**What is expected:** Please retype the records below exactly, leaving out any pictures.

::: Raw data :::

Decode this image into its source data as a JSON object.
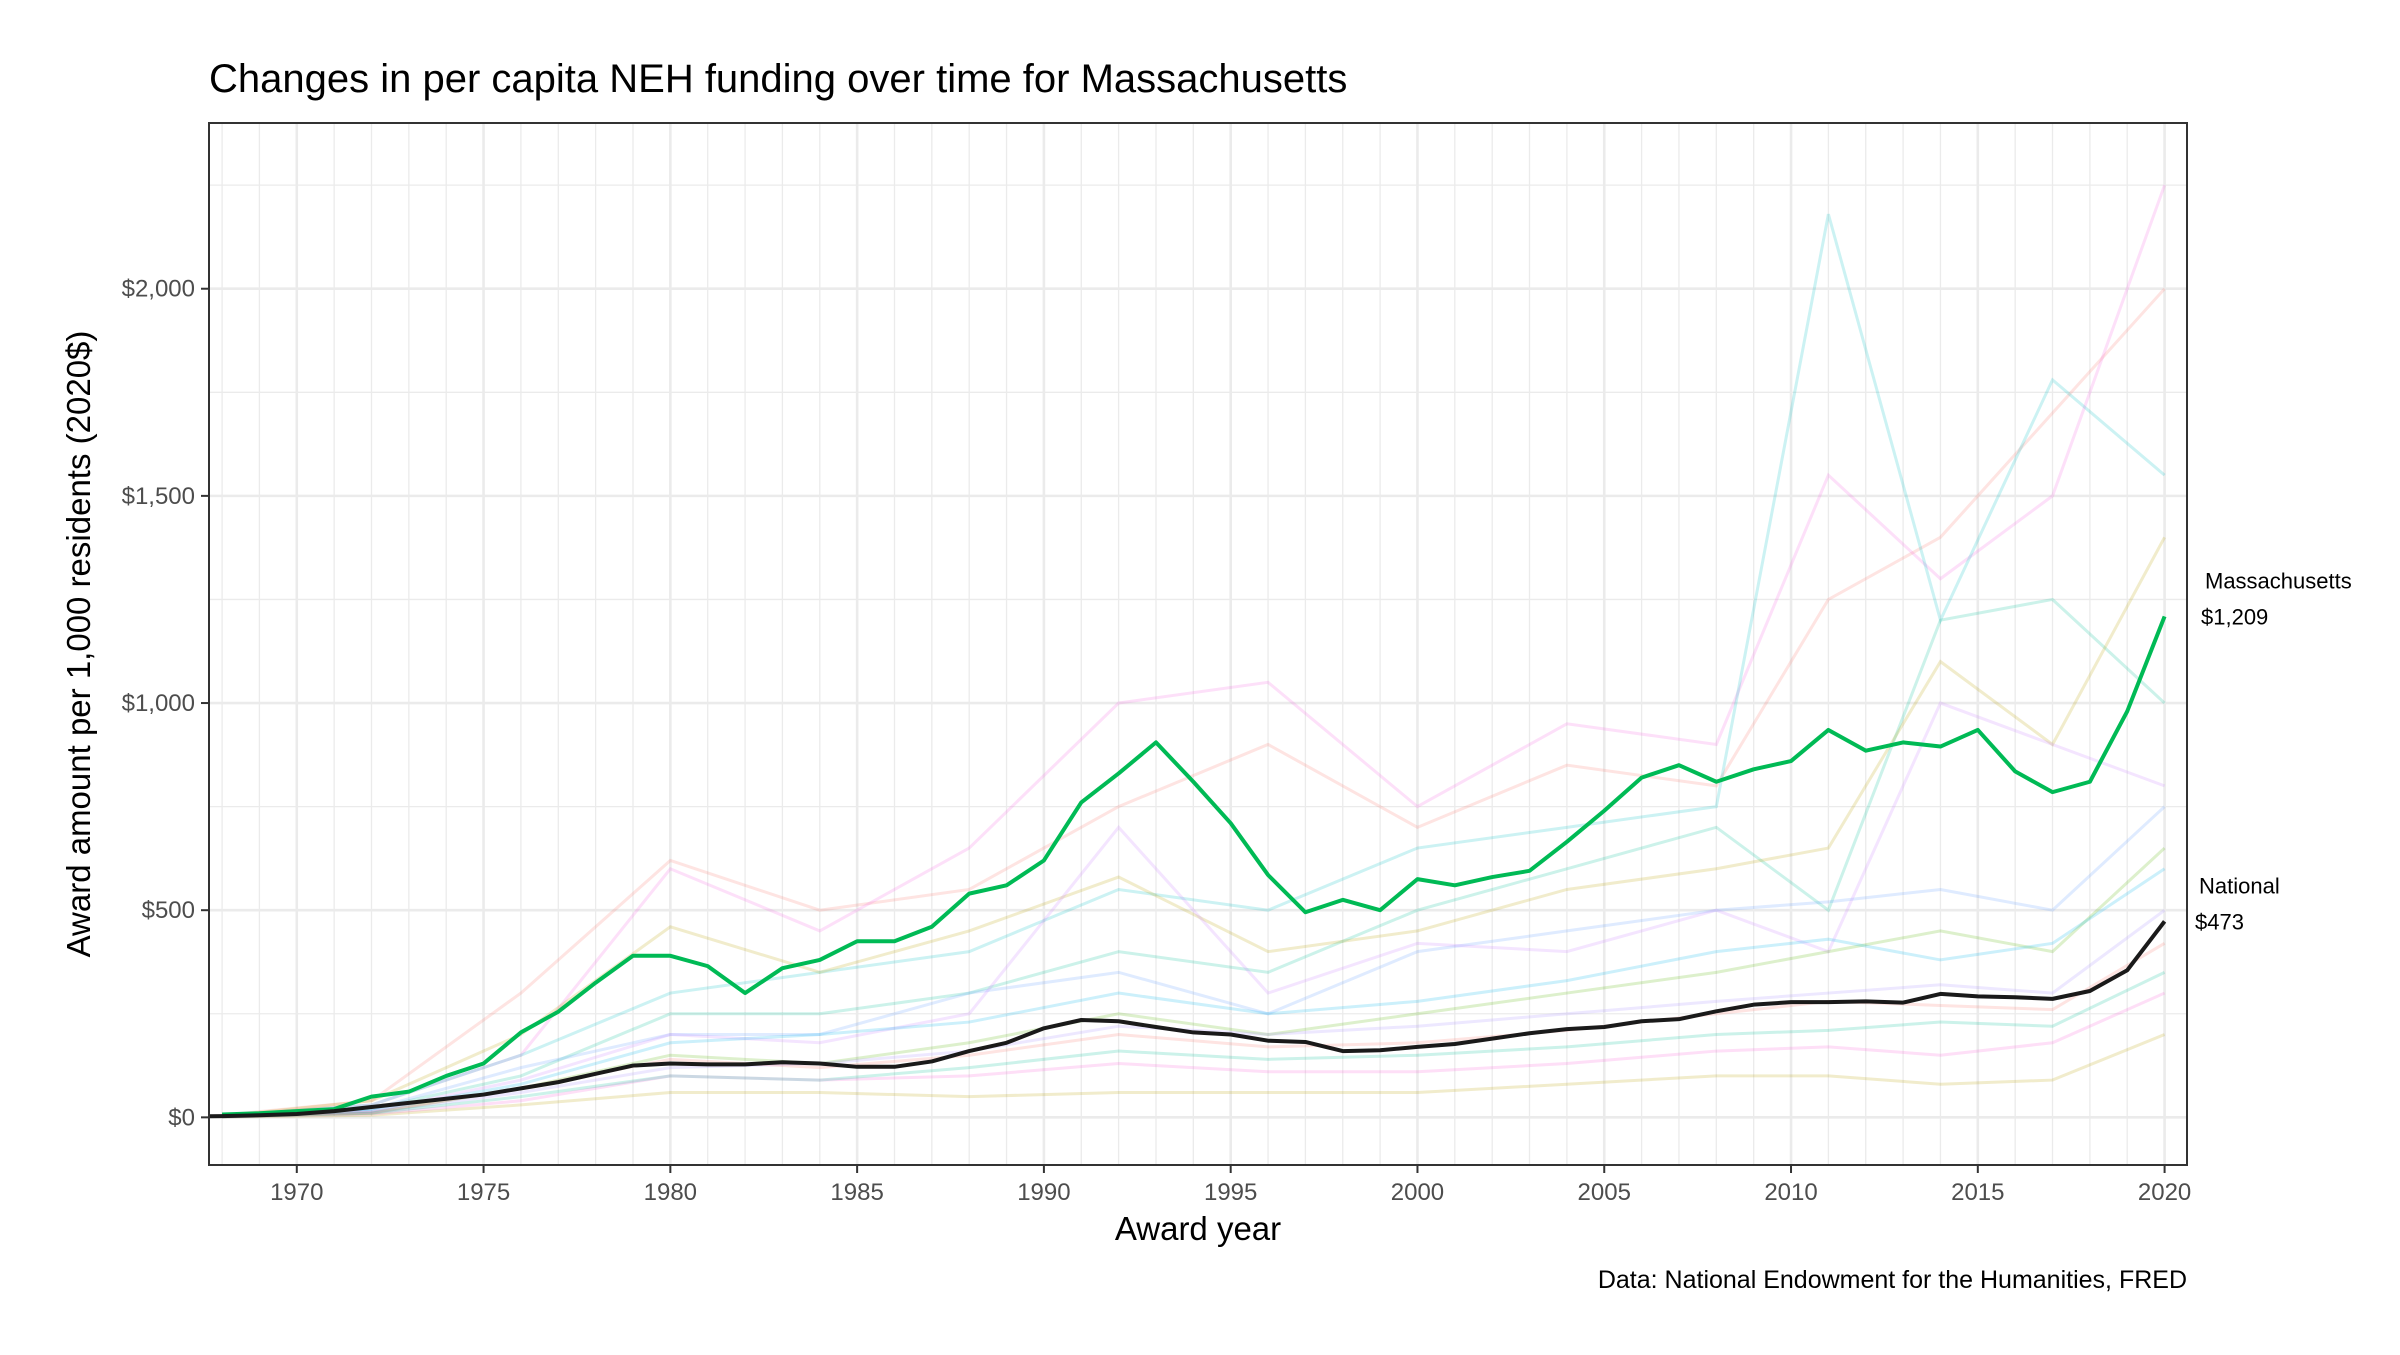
{
  "chart_data": {
    "type": "line",
    "title": "Changes in per capita NEH funding over time for Massachusetts",
    "xlabel": "Award year",
    "ylabel": "Award amount per 1,000 residents (2020$)",
    "caption": "Data: National Endowment for the Humanities, FRED",
    "xlim": [
      1967.65,
      2020.6
    ],
    "ylim": [
      -115,
      2400
    ],
    "x_ticks": [
      1970,
      1975,
      1980,
      1985,
      1990,
      1995,
      2000,
      2005,
      2010,
      2015,
      2020
    ],
    "x_tick_labels": [
      "1970",
      "1975",
      "1980",
      "1985",
      "1990",
      "1995",
      "2000",
      "2005",
      "2010",
      "2015",
      "2020"
    ],
    "y_ticks": [
      0,
      500,
      1000,
      1500,
      2000
    ],
    "y_tick_labels": [
      "$0",
      "$500",
      "$1,000",
      "$1,500",
      "$2,000"
    ],
    "grid": true,
    "highlight_series": [
      {
        "name": "Massachusetts",
        "end_label": "$1,209",
        "color": "#00BA55",
        "x": [
          1968,
          1969,
          1970,
          1971,
          1972,
          1973,
          1974,
          1975,
          1976,
          1977,
          1978,
          1979,
          1980,
          1981,
          1982,
          1983,
          1984,
          1985,
          1986,
          1987,
          1988,
          1989,
          1990,
          1991,
          1992,
          1993,
          1994,
          1995,
          1996,
          1997,
          1998,
          1999,
          2000,
          2001,
          2002,
          2003,
          2004,
          2005,
          2006,
          2007,
          2008,
          2009,
          2010,
          2011,
          2012,
          2013,
          2014,
          2015,
          2016,
          2017,
          2018,
          2019,
          2020
        ],
        "values": [
          7,
          10,
          15,
          20,
          50,
          62,
          100,
          130,
          205,
          255,
          325,
          390,
          390,
          365,
          300,
          360,
          380,
          425,
          425,
          460,
          540,
          560,
          620,
          760,
          830,
          905,
          810,
          710,
          585,
          495,
          525,
          500,
          575,
          560,
          580,
          595,
          665,
          740,
          820,
          850,
          810,
          840,
          860,
          935,
          885,
          905,
          895,
          935,
          835,
          785,
          810,
          980,
          1209
        ]
      },
      {
        "name": "National",
        "end_label": "$473",
        "color": "#1a1a1a",
        "x": [
          1967,
          1968,
          1969,
          1970,
          1971,
          1972,
          1973,
          1974,
          1975,
          1976,
          1977,
          1978,
          1979,
          1980,
          1981,
          1982,
          1983,
          1984,
          1985,
          1986,
          1987,
          1988,
          1989,
          1990,
          1991,
          1992,
          1993,
          1994,
          1995,
          1996,
          1997,
          1998,
          1999,
          2000,
          2001,
          2002,
          2003,
          2004,
          2005,
          2006,
          2007,
          2008,
          2009,
          2010,
          2011,
          2012,
          2013,
          2014,
          2015,
          2016,
          2017,
          2018,
          2019,
          2020
        ],
        "values": [
          2,
          3,
          5,
          8,
          15,
          25,
          35,
          45,
          55,
          70,
          85,
          105,
          125,
          130,
          128,
          128,
          133,
          130,
          122,
          122,
          135,
          160,
          180,
          215,
          235,
          232,
          218,
          205,
          200,
          185,
          182,
          160,
          162,
          170,
          177,
          190,
          203,
          213,
          218,
          232,
          237,
          256,
          272,
          278,
          278,
          280,
          277,
          298,
          292,
          290,
          286,
          305,
          355,
          473
        ]
      }
    ],
    "background_series": {
      "x": [
        1968,
        1972,
        1976,
        1980,
        1984,
        1988,
        1992,
        1996,
        2000,
        2004,
        2008,
        2011,
        2014,
        2017,
        2020
      ],
      "series": [
        {
          "color": "#F8766D",
          "values": [
            5,
            40,
            300,
            620,
            500,
            550,
            750,
            900,
            700,
            850,
            800,
            1250,
            1400,
            1700,
            2000
          ]
        },
        {
          "color": "#F564E3",
          "values": [
            5,
            30,
            150,
            600,
            450,
            650,
            1000,
            1050,
            750,
            950,
            900,
            1550,
            1300,
            1500,
            2250
          ]
        },
        {
          "color": "#00BFC4",
          "values": [
            3,
            30,
            150,
            300,
            350,
            400,
            550,
            500,
            650,
            700,
            750,
            2180,
            1200,
            1780,
            1550
          ]
        },
        {
          "color": "#00C094",
          "values": [
            2,
            20,
            100,
            250,
            250,
            300,
            400,
            350,
            500,
            600,
            700,
            500,
            1200,
            1250,
            1000
          ]
        },
        {
          "color": "#B79F00",
          "values": [
            3,
            40,
            200,
            460,
            350,
            450,
            580,
            400,
            450,
            550,
            600,
            650,
            1100,
            900,
            1400
          ]
        },
        {
          "color": "#619CFF",
          "values": [
            2,
            20,
            120,
            200,
            200,
            300,
            350,
            250,
            400,
            450,
            500,
            520,
            550,
            500,
            750
          ]
        },
        {
          "color": "#C77CFF",
          "values": [
            2,
            15,
            90,
            200,
            180,
            250,
            700,
            300,
            420,
            400,
            500,
            400,
            1000,
            900,
            800
          ]
        },
        {
          "color": "#53B400",
          "values": [
            2,
            10,
            70,
            150,
            130,
            180,
            250,
            200,
            250,
            300,
            350,
            400,
            450,
            400,
            650
          ]
        },
        {
          "color": "#B79F00",
          "values": [
            1,
            5,
            30,
            60,
            60,
            50,
            60,
            60,
            60,
            80,
            100,
            100,
            80,
            90,
            200
          ]
        },
        {
          "color": "#FB61D7",
          "values": [
            1,
            8,
            40,
            100,
            90,
            100,
            130,
            110,
            110,
            130,
            160,
            170,
            150,
            180,
            300
          ]
        },
        {
          "color": "#00B6EB",
          "values": [
            2,
            15,
            80,
            180,
            200,
            230,
            300,
            250,
            280,
            330,
            400,
            430,
            380,
            420,
            600
          ]
        },
        {
          "color": "#A58AFF",
          "values": [
            2,
            12,
            60,
            120,
            130,
            160,
            220,
            200,
            220,
            250,
            280,
            300,
            320,
            300,
            500
          ]
        },
        {
          "color": "#00C094",
          "values": [
            1,
            10,
            50,
            100,
            90,
            120,
            160,
            140,
            150,
            170,
            200,
            210,
            230,
            220,
            350
          ]
        },
        {
          "color": "#F8766D",
          "values": [
            2,
            12,
            70,
            140,
            120,
            150,
            200,
            170,
            180,
            210,
            250,
            280,
            270,
            260,
            420
          ]
        }
      ]
    }
  }
}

:::

**Solution below:**
Decode this image into its source data as a JSON object.
{
  "chart_data": {
    "type": "line",
    "title": "Changes in per capita NEH funding over time for Massachusetts",
    "xlabel": "Award year",
    "ylabel": "Award amount per 1,000 residents (2020$)",
    "caption": "Data: National Endowment for the Humanities, FRED",
    "xlim": [
      1967.65,
      2020.6
    ],
    "ylim": [
      -115,
      2400
    ],
    "x_ticks": [
      1970,
      1975,
      1980,
      1985,
      1990,
      1995,
      2000,
      2005,
      2010,
      2015,
      2020
    ],
    "x_tick_labels": [
      "1970",
      "1975",
      "1980",
      "1985",
      "1990",
      "1995",
      "2000",
      "2005",
      "2010",
      "2015",
      "2020"
    ],
    "y_ticks": [
      0,
      500,
      1000,
      1500,
      2000
    ],
    "y_tick_labels": [
      "$0",
      "$500",
      "$1,000",
      "$1,500",
      "$2,000"
    ],
    "grid": true,
    "highlight_series": [
      {
        "name": "Massachusetts",
        "end_label": "$1,209",
        "color": "#00BA55",
        "x": [
          1968,
          1969,
          1970,
          1971,
          1972,
          1973,
          1974,
          1975,
          1976,
          1977,
          1978,
          1979,
          1980,
          1981,
          1982,
          1983,
          1984,
          1985,
          1986,
          1987,
          1988,
          1989,
          1990,
          1991,
          1992,
          1993,
          1994,
          1995,
          1996,
          1997,
          1998,
          1999,
          2000,
          2001,
          2002,
          2003,
          2004,
          2005,
          2006,
          2007,
          2008,
          2009,
          2010,
          2011,
          2012,
          2013,
          2014,
          2015,
          2016,
          2017,
          2018,
          2019,
          2020
        ],
        "values": [
          7,
          10,
          15,
          20,
          50,
          62,
          100,
          130,
          205,
          255,
          325,
          390,
          390,
          365,
          300,
          360,
          380,
          425,
          425,
          460,
          540,
          560,
          620,
          760,
          830,
          905,
          810,
          710,
          585,
          495,
          525,
          500,
          575,
          560,
          580,
          595,
          665,
          740,
          820,
          850,
          810,
          840,
          860,
          935,
          885,
          905,
          895,
          935,
          835,
          785,
          810,
          980,
          1209
        ]
      },
      {
        "name": "National",
        "end_label": "$473",
        "color": "#1a1a1a",
        "x": [
          1967,
          1968,
          1969,
          1970,
          1971,
          1972,
          1973,
          1974,
          1975,
          1976,
          1977,
          1978,
          1979,
          1980,
          1981,
          1982,
          1983,
          1984,
          1985,
          1986,
          1987,
          1988,
          1989,
          1990,
          1991,
          1992,
          1993,
          1994,
          1995,
          1996,
          1997,
          1998,
          1999,
          2000,
          2001,
          2002,
          2003,
          2004,
          2005,
          2006,
          2007,
          2008,
          2009,
          2010,
          2011,
          2012,
          2013,
          2014,
          2015,
          2016,
          2017,
          2018,
          2019,
          2020
        ],
        "values": [
          2,
          3,
          5,
          8,
          15,
          25,
          35,
          45,
          55,
          70,
          85,
          105,
          125,
          130,
          128,
          128,
          133,
          130,
          122,
          122,
          135,
          160,
          180,
          215,
          235,
          232,
          218,
          205,
          200,
          185,
          182,
          160,
          162,
          170,
          177,
          190,
          203,
          213,
          218,
          232,
          237,
          256,
          272,
          278,
          278,
          280,
          277,
          298,
          292,
          290,
          286,
          305,
          355,
          473
        ]
      }
    ],
    "background_series": {
      "x": [
        1968,
        1972,
        1976,
        1980,
        1984,
        1988,
        1992,
        1996,
        2000,
        2004,
        2008,
        2011,
        2014,
        2017,
        2020
      ],
      "series": [
        {
          "color": "#F8766D",
          "values": [
            5,
            40,
            300,
            620,
            500,
            550,
            750,
            900,
            700,
            850,
            800,
            1250,
            1400,
            1700,
            2000
          ]
        },
        {
          "color": "#F564E3",
          "values": [
            5,
            30,
            150,
            600,
            450,
            650,
            1000,
            1050,
            750,
            950,
            900,
            1550,
            1300,
            1500,
            2250
          ]
        },
        {
          "color": "#00BFC4",
          "values": [
            3,
            30,
            150,
            300,
            350,
            400,
            550,
            500,
            650,
            700,
            750,
            2180,
            1200,
            1780,
            1550
          ]
        },
        {
          "color": "#00C094",
          "values": [
            2,
            20,
            100,
            250,
            250,
            300,
            400,
            350,
            500,
            600,
            700,
            500,
            1200,
            1250,
            1000
          ]
        },
        {
          "color": "#B79F00",
          "values": [
            3,
            40,
            200,
            460,
            350,
            450,
            580,
            400,
            450,
            550,
            600,
            650,
            1100,
            900,
            1400
          ]
        },
        {
          "color": "#619CFF",
          "values": [
            2,
            20,
            120,
            200,
            200,
            300,
            350,
            250,
            400,
            450,
            500,
            520,
            550,
            500,
            750
          ]
        },
        {
          "color": "#C77CFF",
          "values": [
            2,
            15,
            90,
            200,
            180,
            250,
            700,
            300,
            420,
            400,
            500,
            400,
            1000,
            900,
            800
          ]
        },
        {
          "color": "#53B400",
          "values": [
            2,
            10,
            70,
            150,
            130,
            180,
            250,
            200,
            250,
            300,
            350,
            400,
            450,
            400,
            650
          ]
        },
        {
          "color": "#B79F00",
          "values": [
            1,
            5,
            30,
            60,
            60,
            50,
            60,
            60,
            60,
            80,
            100,
            100,
            80,
            90,
            200
          ]
        },
        {
          "color": "#FB61D7",
          "values": [
            1,
            8,
            40,
            100,
            90,
            100,
            130,
            110,
            110,
            130,
            160,
            170,
            150,
            180,
            300
          ]
        },
        {
          "color": "#00B6EB",
          "values": [
            2,
            15,
            80,
            180,
            200,
            230,
            300,
            250,
            280,
            330,
            400,
            430,
            380,
            420,
            600
          ]
        },
        {
          "color": "#A58AFF",
          "values": [
            2,
            12,
            60,
            120,
            130,
            160,
            220,
            200,
            220,
            250,
            280,
            300,
            320,
            300,
            500
          ]
        },
        {
          "color": "#00C094",
          "values": [
            1,
            10,
            50,
            100,
            90,
            120,
            160,
            140,
            150,
            170,
            200,
            210,
            230,
            220,
            350
          ]
        },
        {
          "color": "#F8766D",
          "values": [
            2,
            12,
            70,
            140,
            120,
            150,
            200,
            170,
            180,
            210,
            250,
            280,
            270,
            260,
            420
          ]
        }
      ]
    }
  }
}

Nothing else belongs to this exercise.